## REQUIRED TASK
Lift out each line of the data that holds "Flags".

## DATA SECTION

◆ ◆ ◆ ◆ ◆

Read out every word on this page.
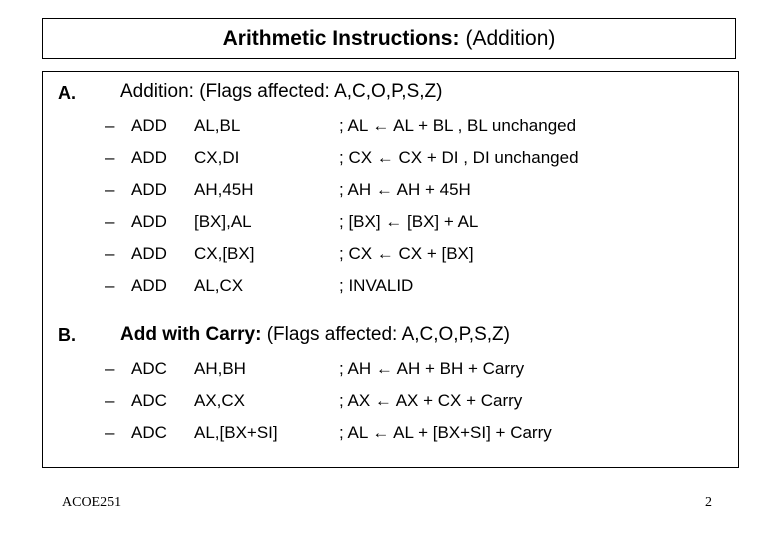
Arithmetic Instructions: (Addition)
A. Addition: (Flags affected: A,C,O,P,S,Z)
– ADD AL,BL	; AL ← AL + BL , BL unchanged
– ADD CX,DI	; CX ← CX + DI , DI unchanged
– ADD AH,45H	; AH ← AH + 45H
– ADD [BX],AL	; [BX] ← [BX] + AL
– ADD CX,[BX]	; CX ← CX + [BX]
– ADD AL,CX	; INVALID
B. Add with Carry: (Flags affected: A,C,O,P,S,Z)
– ADC AH,BH	; AH ← AH + BH + Carry
– ADC AX,CX	; AX ← AX + CX + Carry
– ADC AL,[BX+SI]	; AL ← AL + [BX+SI] + Carry
ACOE251	2
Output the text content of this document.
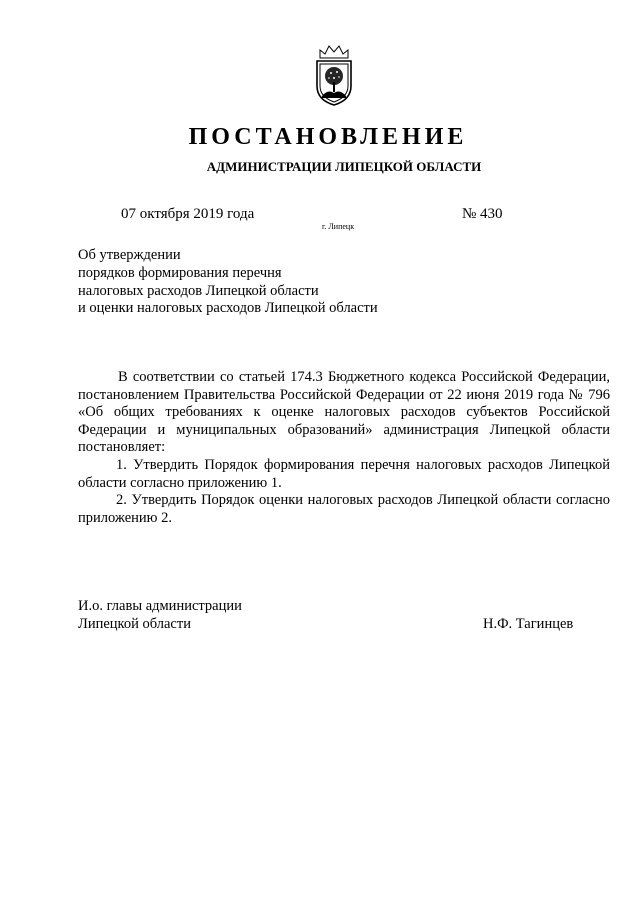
ПОСТАНОВЛЕНИЕ
АДМИНИСТРАЦИИ ЛИПЕЦКОЙ ОБЛАСТИ
07 октября 2019 года
г. Липецк
№ 430
Об утверждении
порядков формирования перечня
налоговых расходов Липецкой области
и оценки налоговых расходов Липецкой области

В соответствии со статьей 174.3 Бюджетного кодекса Российской Федерации, постановлением Правительства Российской Федерации от 22 июня 2019 года № 796 «Об общих требованиях к оценке налоговых расходов субъектов Российской Федерации и муниципальных образований» администрация Липецкой области постановляет:

1. Утвердить Порядок формирования перечня налоговых расходов Липецкой области согласно приложению 1.

2. Утвердить Порядок оценки налоговых расходов Липецкой области согласно приложению 2.

И.о. главы администрации
Липецкой области	Н.Ф. Тагинцев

◆ ◆ ◆ ◆ ◆

## RESULT OF THE EXERCISE
A. Addition: (Flags affected: A,C,O,P,S,Z)
B. Add with Carry: (Flags affected: A,C,O,P,S,Z)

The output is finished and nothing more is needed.